## Opdrachten:
**1)** Vertaal de zin "Op 6 februari 2017 heeft NN de aansprakelijkheid van de hand gewezen." uit de tekst over het ongeval bij het bezoekerscentrum in het Engels.
**2)** Zet de tekst over het ongeval bij het bezoekerscentrum voort vanaf het punt waar die ophoudt.

Overslaan en naar de inhoud gaan

RBZWB 240221 verzocht obv RUB: 26 uur x € 544 + BTW = € 17.114,24, begroot, niet toegewezen 21 uur x € 272, + BTW = € 6.911,52. (2)

RBZWB 240221 struikelen over een rondslingerend rugzakje aan te merken als “huis- tuin- en keukenongeval”
verzocht obv RUB: 26 uur x € 544 + BTW = € 17.114,24, begroot, niet toegewezen 21 uur x € 272, + BTW = € 6.911,52.
2

De feiten

2.1.
De Stichting beheert het natuurgebied met slikken, platen en schorren, doorsneden met geulen, waar met vloed het water de zogenaamde ‘schorgeulen’ binnenstroomt, genaamd ‘Verdronken Land van Saeftinghe’. In dit natuurgebied worden vanuit het bezoekerscentrum aan de Emmaweg 4 te Nieuw Namen excursies georganiseerd door de Stichting.

2.2.
NN is de aansprakelijkheidsverzekeraar van de Stichting.

2.3.
[eiseres] is werkzaam bij de Stichting als schoonmaakster, medewerkster bezoekerscentrum en baliemedewerkster. Op 27 juni 2016 is haar tijdens het uitvoeren van werkzaamheden bij de Stichting een ongeval overkomen. Zij is ten val gekomen bij het bezoekerscentrum toen zij heen en weer liep om circa 50 rugzakken van scholieren, die binnen opgeslagen waren tijdens hun excursie, naar buiten te verplaatsen.

Als gevolg hiervan heeft [eiseres] letsel opgelopen, te weten een gebroken middenvoetsbeentje van haar linker voet.

2.4.
Bij brief van 21 december 2016 heeft [eiseres] de Stichting aansprakelijk gesteld voor de gevolgen van het ongeval.

2.5.
Op 6 februari 2017 heeft NN de aansprakelijkheid van de hand gewezen.

2.6.
Expertisebureau Cunningham Lindsey, thans Sedgwick, heeft in opdracht van NN een onderzoek ingesteld naar de toedracht van het ongeval en op 25 april 2018 daarvan een rapportage uitgebracht.

2.7.
NN heeft de aansprakelijkheid bij brief van 13 juni 2018 wederom van de hand gewezen.

3
Het geschil

3.1.

## Aangeleverde gegevens:
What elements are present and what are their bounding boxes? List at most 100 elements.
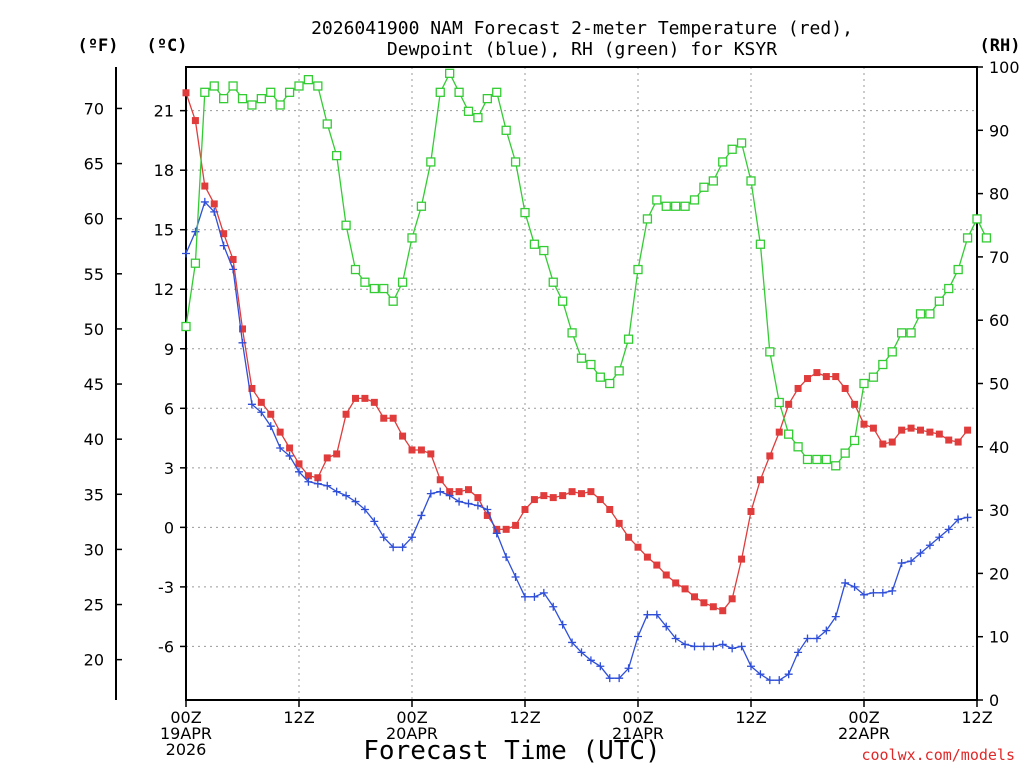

## Antwoorden:
**1)** On February 6, 2017, NN denied liability.

**2)**
[eiseres] verzoekt, voor zover mogelijk uitvoerbaar bij voorraad:
I. te verklaren voor recht dat verweersters hoofdelijk aansprakelijk zijn jegens [eiseres] voor de door [eiseres] geleden en nog te lijden materiële en immateriële schade als gevolg van het haar op 27 juni 2016 overkomen ongeval;
II. te verklaren voor recht dat verweersters gehouden zijn tot vergoeding van de buitengerechtelijke kosten op grond van de tussen [eiseres] en haar advocaten gesloten overeenkomst. Dat wil zeggen dat verweersters in zowel het gerechtelijke als het buitengerechtelijke traject een uurtarief verschuldigd zijn van twee keer het uurtarief van de behandelende advocaat, voor zover het aantal bestede uren redelijk is;
III. de kosten ex artikel 1019aa Rv te begroten op een bedrag van € 17.114,24 en verweersters hoofdelijk te veroordelen in de kosten van dit geding, waaronder de advocaatkosten en het griffiegeld.

3.2.
[eiseres] stelt daartoe dat de Stichting als werkgever niet heeft voldaan aan haar zorgplicht en aansprakelijk is op grond van het bepaalde in artikel 7:658 BW. Het probleem met het droog en veilig opbergen van rugzakjes was bij de Stichting bekend en er waren meerdere acties mogelijk om een chaotische situatie zoals die zich voordeed op de dag van het ongeval te voorkomen, aldus [eiseres] . Zij stelt dat de Stichting niet heeft voldaan aan haar zorgplicht door geen van die acties te nemen. [eiseres] betwist dat valgevaar in de onderhavige situatie een algemeen bekend gevaar is en stelt voorts dat er geen sprake was van een alledaagse situatie.

3.3.
De Stichting voert verweer tegen de verzoeken en concludeert tot afwijzing daarvan. Zij stelt dat van hoofdelijke aansprakelijkheid geen sprake kan zijn. De Stichting voert daartoe aan dat sprake was van een algemeen bekend gevaar c.q. een alledaags risico, dat [eiseres] de situatie waardoor zij struikelde zelf in het leven heeft geroepen en dat van haar extra oplettendheid mocht worden verwacht aangezien zij zelf de rugzakjes buiten had gezet en had gezien dat de kinderen de rugzakjes hadden verplaatst. De kans op het struikelen over rondslingerende rugzakjes is volgens de Stichting niet groot nu er sprake was van een incidentele situatie, zodat geen extra maatregelen geboden zijn.

Tenslotte voert De Stichting verweer tegen de vorderingen betreffende buitengerechtelijke kosten en de hoogte van de kosten van de deelgeschilprocedure.

4
De beoordeling

Aansprakelijkheid

4.1.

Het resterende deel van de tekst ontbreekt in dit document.